===== Listing =====

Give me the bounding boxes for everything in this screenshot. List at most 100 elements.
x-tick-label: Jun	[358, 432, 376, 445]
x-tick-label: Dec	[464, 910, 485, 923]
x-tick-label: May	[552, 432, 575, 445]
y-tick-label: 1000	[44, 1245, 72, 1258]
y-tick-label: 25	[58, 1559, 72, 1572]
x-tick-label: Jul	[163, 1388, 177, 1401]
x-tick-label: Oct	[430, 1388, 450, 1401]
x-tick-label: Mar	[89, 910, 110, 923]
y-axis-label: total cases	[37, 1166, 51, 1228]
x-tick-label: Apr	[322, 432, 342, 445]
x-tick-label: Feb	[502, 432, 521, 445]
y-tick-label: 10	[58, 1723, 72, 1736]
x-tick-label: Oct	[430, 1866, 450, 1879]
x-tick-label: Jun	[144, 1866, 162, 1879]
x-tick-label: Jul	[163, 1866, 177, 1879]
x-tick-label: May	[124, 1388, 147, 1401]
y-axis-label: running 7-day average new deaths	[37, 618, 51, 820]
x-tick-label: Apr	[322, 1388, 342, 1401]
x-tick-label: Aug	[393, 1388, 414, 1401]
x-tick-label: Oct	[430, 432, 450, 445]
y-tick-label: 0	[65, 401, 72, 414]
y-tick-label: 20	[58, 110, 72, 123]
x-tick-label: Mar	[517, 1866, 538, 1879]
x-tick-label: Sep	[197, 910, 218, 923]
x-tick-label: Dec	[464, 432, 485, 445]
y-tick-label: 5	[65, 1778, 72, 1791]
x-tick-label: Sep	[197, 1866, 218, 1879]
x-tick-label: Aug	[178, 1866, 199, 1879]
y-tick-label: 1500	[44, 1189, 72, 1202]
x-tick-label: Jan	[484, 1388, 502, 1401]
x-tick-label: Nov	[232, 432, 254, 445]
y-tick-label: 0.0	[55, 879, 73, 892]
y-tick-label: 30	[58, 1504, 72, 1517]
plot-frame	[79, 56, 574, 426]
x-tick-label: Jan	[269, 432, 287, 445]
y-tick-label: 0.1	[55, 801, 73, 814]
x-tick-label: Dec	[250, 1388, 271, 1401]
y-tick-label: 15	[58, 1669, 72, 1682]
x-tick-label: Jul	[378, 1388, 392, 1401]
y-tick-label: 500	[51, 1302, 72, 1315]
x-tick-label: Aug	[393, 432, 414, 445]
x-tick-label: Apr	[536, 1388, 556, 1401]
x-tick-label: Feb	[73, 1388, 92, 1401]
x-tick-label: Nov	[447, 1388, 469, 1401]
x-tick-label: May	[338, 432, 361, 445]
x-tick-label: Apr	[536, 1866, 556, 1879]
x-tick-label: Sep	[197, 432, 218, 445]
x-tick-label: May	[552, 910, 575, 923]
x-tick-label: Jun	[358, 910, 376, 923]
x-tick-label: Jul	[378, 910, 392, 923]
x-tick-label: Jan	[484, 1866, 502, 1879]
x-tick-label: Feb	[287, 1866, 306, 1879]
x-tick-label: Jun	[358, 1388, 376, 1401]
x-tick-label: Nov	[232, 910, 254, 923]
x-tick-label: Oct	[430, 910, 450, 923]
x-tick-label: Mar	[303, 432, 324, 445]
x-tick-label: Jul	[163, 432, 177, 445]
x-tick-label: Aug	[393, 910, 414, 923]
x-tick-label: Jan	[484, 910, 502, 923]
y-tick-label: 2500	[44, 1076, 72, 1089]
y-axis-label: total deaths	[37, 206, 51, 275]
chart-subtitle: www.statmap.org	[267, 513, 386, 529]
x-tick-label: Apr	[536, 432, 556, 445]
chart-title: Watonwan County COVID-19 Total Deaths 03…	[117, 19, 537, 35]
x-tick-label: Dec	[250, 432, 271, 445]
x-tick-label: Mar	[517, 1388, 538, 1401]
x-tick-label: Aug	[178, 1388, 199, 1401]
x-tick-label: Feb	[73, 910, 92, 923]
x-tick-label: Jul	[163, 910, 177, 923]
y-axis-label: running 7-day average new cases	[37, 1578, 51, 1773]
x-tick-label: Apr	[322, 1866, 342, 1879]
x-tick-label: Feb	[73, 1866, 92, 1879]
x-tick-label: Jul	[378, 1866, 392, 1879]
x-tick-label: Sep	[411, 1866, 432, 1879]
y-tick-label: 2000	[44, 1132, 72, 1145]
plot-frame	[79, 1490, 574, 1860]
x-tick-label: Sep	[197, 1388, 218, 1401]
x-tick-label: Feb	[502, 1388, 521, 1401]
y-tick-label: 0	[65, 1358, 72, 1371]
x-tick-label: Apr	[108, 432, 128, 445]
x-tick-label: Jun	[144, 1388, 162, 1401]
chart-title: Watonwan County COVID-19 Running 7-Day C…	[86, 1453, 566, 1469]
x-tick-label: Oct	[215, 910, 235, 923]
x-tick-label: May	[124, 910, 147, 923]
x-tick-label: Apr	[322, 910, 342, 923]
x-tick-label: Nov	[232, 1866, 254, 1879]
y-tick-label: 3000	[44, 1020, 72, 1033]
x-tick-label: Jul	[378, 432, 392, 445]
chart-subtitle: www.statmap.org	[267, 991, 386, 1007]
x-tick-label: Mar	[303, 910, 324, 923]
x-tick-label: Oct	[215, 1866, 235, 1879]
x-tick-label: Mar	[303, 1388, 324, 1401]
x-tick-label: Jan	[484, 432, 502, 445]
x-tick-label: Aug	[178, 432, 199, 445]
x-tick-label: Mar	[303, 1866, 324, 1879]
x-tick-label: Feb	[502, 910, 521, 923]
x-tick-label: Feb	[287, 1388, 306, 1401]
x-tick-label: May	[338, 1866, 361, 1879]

=====

→ **Task directions**:
Please render all of the material above as a numbered list, leaving out any blank lines.

→ **The response**:
1. Give me the bounding boxes for everything in this screenshot. List at most 100 elements.
2. x-tick-label: Jun	[358, 432, 376, 445]
3. x-tick-label: Dec	[464, 910, 485, 923]
4. x-tick-label: May	[552, 432, 575, 445]
5. y-tick-label: 1000	[44, 1245, 72, 1258]
6. y-tick-label: 25	[58, 1559, 72, 1572]
7. x-tick-label: Jul	[163, 1388, 177, 1401]
8. x-tick-label: Oct	[430, 1388, 450, 1401]
9. x-tick-label: Mar	[89, 910, 110, 923]
10. y-axis-label: total cases	[37, 1166, 51, 1228]
11. x-tick-label: Apr	[322, 432, 342, 445]
12. x-tick-label: Feb	[502, 432, 521, 445]
13. y-tick-label: 10	[58, 1723, 72, 1736]
14. x-tick-label: Oct	[430, 1866, 450, 1879]
15. x-tick-label: Jun	[144, 1866, 162, 1879]
16. x-tick-label: Jul	[163, 1866, 177, 1879]
17. x-tick-label: May	[124, 1388, 147, 1401]
18. y-axis-label: running 7-day average new deaths	[37, 618, 51, 820]
19. x-tick-label: Apr	[322, 1388, 342, 1401]
20. x-tick-label: Aug	[393, 1388, 414, 1401]
21. x-tick-label: Oct	[430, 432, 450, 445]
22. y-tick-label: 0	[65, 401, 72, 414]
23. y-tick-label: 20	[58, 110, 72, 123]
24. x-tick-label: Mar	[517, 1866, 538, 1879]
25. x-tick-label: Sep	[197, 910, 218, 923]
26. x-tick-label: Dec	[464, 432, 485, 445]
27. y-tick-label: 5	[65, 1778, 72, 1791]
28. x-tick-label: Sep	[197, 1866, 218, 1879]
29. x-tick-label: Aug	[178, 1866, 199, 1879]
30. y-tick-label: 1500	[44, 1189, 72, 1202]
31. x-tick-label: Jan	[484, 1388, 502, 1401]
32. x-tick-label: Nov	[232, 432, 254, 445]
33. y-tick-label: 0.0	[55, 879, 73, 892]
34. y-tick-label: 30	[58, 1504, 72, 1517]
35. plot-frame	[79, 56, 574, 426]
36. x-tick-label: Jan	[269, 432, 287, 445]
37. y-tick-label: 0.1	[55, 801, 73, 814]
38. x-tick-label: Dec	[250, 1388, 271, 1401]
39. y-tick-label: 15	[58, 1669, 72, 1682]
40. x-tick-label: Jul	[378, 1388, 392, 1401]
41. y-tick-label: 500	[51, 1302, 72, 1315]
42. x-tick-label: Aug	[393, 432, 414, 445]
43. x-tick-label: Apr	[536, 1388, 556, 1401]
44. x-tick-label: Feb	[73, 1388, 92, 1401]
45. x-tick-label: Nov	[447, 1388, 469, 1401]
46. x-tick-label: May	[338, 432, 361, 445]
47. x-tick-label: Apr	[536, 1866, 556, 1879]
48. x-tick-label: Sep	[197, 432, 218, 445]
49. x-tick-label: May	[552, 910, 575, 923]
50. x-tick-label: Jun	[358, 910, 376, 923]
51. x-tick-label: Jul	[378, 910, 392, 923]
52. x-tick-label: Jan	[484, 1866, 502, 1879]
53. x-tick-label: Feb	[287, 1866, 306, 1879]
54. x-tick-label: Jun	[358, 1388, 376, 1401]
55. x-tick-label: Nov	[232, 910, 254, 923]
56. x-tick-label: Oct	[430, 910, 450, 923]
57. x-tick-label: Mar	[303, 432, 324, 445]
58. x-tick-label: Jul	[163, 432, 177, 445]
59. x-tick-label: Aug	[393, 910, 414, 923]
60. x-tick-label: Jan	[484, 910, 502, 923]
61. y-tick-label: 2500	[44, 1076, 72, 1089]
62. y-axis-label: total deaths	[37, 206, 51, 275]
63. chart-subtitle: www.statmap.org	[267, 513, 386, 529]
64. x-tick-label: Apr	[536, 432, 556, 445]
65. chart-title: Watonwan County COVID-19 Total Deaths 03…	[117, 19, 537, 35]
66. x-tick-label: Dec	[250, 432, 271, 445]
67. x-tick-label: Mar	[517, 1388, 538, 1401]
68. x-tick-label: Aug	[178, 1388, 199, 1401]
69. x-tick-label: Feb	[73, 910, 92, 923]
70. x-tick-label: Jul	[163, 910, 177, 923]
71. y-axis-label: running 7-day average new cases	[37, 1578, 51, 1773]
72. x-tick-label: Apr	[322, 1866, 342, 1879]
73. x-tick-label: Feb	[73, 1866, 92, 1879]
74. x-tick-label: Jul	[378, 1866, 392, 1879]
75. x-tick-label: Sep	[411, 1866, 432, 1879]
76. y-tick-label: 2000	[44, 1132, 72, 1145]
77. plot-frame	[79, 1490, 574, 1860]
78. x-tick-label: Sep	[197, 1388, 218, 1401]
79. x-tick-label: Feb	[502, 1388, 521, 1401]
80. y-tick-label: 0	[65, 1358, 72, 1371]
81. x-tick-label: Apr	[108, 432, 128, 445]
82. x-tick-label: Jun	[144, 1388, 162, 1401]
83. chart-title: Watonwan County COVID-19 Running 7-Day C…	[86, 1453, 566, 1469]
84. x-tick-label: Oct	[215, 910, 235, 923]
85. x-tick-label: May	[124, 910, 147, 923]
86. x-tick-label: Apr	[322, 910, 342, 923]
87. x-tick-label: Nov	[232, 1866, 254, 1879]
88. y-tick-label: 3000	[44, 1020, 72, 1033]
89. x-tick-label: Jul	[378, 432, 392, 445]
90. chart-subtitle: www.statmap.org	[267, 991, 386, 1007]
91. x-tick-label: Mar	[303, 910, 324, 923]
92. x-tick-label: Oct	[215, 1866, 235, 1879]
93. x-tick-label: Mar	[303, 1388, 324, 1401]
94. x-tick-label: Jan	[484, 432, 502, 445]
95. x-tick-label: Aug	[178, 432, 199, 445]
96. x-tick-label: Mar	[303, 1866, 324, 1879]
97. x-tick-label: Feb	[502, 910, 521, 923]
98. x-tick-label: Feb	[287, 1388, 306, 1401]
99. x-tick-label: May	[338, 1866, 361, 1879]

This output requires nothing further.